DOCUMENT.

Goal
Summary
- Key Takeaways
Experimental Design
Data
- Samples
- Outcomes and Covariates
  - All Outcomes
Setup
Summary statistics by sample
Bootstrap samples
Recycling

Goal

The goal of this document is to explore the performance of the conditional misinfo outcome for the inoculation against misinformation project.

Summary

In this script, I take as input the intermediate data set and output a table of standard errors averaged over 100 bootstrap samples of various size.

Key Takeaways

I test sample sizes from 7,000 to 10,000, where our full sample is actually 8,684 and the subset of users who shared at least one non-misinfo post in the pre-survey is 7,688, and find no case in which the standard errors are better for the conditional misinfo sharing rate compared to the (standard) post-misinfo sharing rate, either in levels or proportional to the Facts Baseline mean.

After reflecting, I believe the inherent issue is that we observe behavior on 3 posts for the conditional outcome and 6 posts for the standard outcome. Doubling the number of observations per user reduces the variance more than reducing the variance by eliminating a source of noise (topic interest).

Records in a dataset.

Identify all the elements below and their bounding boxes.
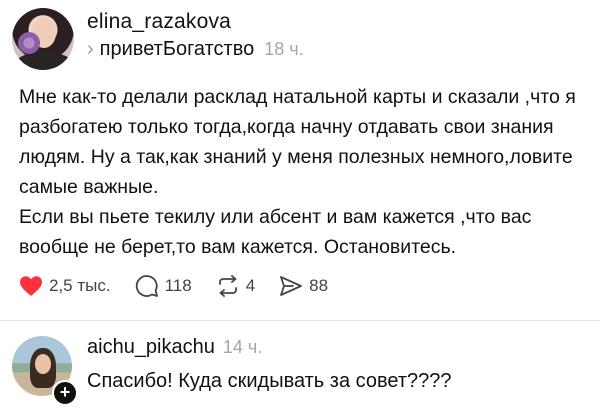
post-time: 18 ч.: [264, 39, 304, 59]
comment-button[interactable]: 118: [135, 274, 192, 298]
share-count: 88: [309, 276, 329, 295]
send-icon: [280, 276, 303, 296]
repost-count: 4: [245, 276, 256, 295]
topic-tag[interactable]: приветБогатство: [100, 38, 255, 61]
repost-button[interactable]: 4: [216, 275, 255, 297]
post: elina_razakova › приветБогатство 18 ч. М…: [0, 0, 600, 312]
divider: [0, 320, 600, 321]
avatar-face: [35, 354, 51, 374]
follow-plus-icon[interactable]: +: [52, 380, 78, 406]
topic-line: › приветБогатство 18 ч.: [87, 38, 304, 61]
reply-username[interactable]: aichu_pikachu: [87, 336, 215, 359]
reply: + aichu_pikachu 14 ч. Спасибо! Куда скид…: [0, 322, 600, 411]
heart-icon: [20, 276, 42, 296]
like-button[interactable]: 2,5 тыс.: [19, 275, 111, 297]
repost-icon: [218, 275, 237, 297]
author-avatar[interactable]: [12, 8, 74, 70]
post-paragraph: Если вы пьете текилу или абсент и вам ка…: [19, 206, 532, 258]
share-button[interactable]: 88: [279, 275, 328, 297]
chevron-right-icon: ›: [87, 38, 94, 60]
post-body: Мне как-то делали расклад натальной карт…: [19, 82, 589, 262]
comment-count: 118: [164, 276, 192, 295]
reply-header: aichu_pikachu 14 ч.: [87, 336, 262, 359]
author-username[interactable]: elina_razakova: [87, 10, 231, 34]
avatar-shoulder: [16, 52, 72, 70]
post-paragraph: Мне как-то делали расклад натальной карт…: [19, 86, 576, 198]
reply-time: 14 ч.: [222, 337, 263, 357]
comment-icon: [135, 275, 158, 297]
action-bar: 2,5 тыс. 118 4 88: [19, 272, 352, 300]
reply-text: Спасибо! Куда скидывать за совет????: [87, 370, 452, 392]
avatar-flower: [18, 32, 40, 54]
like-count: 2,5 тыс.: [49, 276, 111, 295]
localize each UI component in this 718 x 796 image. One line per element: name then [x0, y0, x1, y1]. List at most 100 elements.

STATED PROBLEM.
Can you print the entire misinformation bootstrap document from above again, word for word?

EXERCISE RESPONSE.
Goal
Summary
- Key Takeaways
Experimental Design
Data
- Samples
- Outcomes and Covariates
  - All Outcomes
Setup
Summary statistics by sample
Bootstrap samples
Recycling

Goal

The goal of this document is to explore the performance of the conditional misinfo outcome for the inoculation against misinformation project.

Summary

In this script, I take as input the intermediate data set and output a table of standard errors averaged over 100 bootstrap samples of various size.

Key Takeaways

I test sample sizes from 7,000 to 10,000, where our full sample is actually 8,684 and the subset of users who shared at least one non-misinfo post in the pre-survey is 7,688, and find no case in which the standard errors are better for the conditional misinfo sharing rate compared to the (standard) post-misinfo sharing rate, either in levels or proportional to the Facts Baseline mean.

After reflecting, I believe the inherent issue is that we observe behavior on 3 posts for the conditional outcome and 6 posts for the standard outcome. Doubling the number of observations per user reduces the variance more than reducing the variance by eliminating a source of noise (topic interest).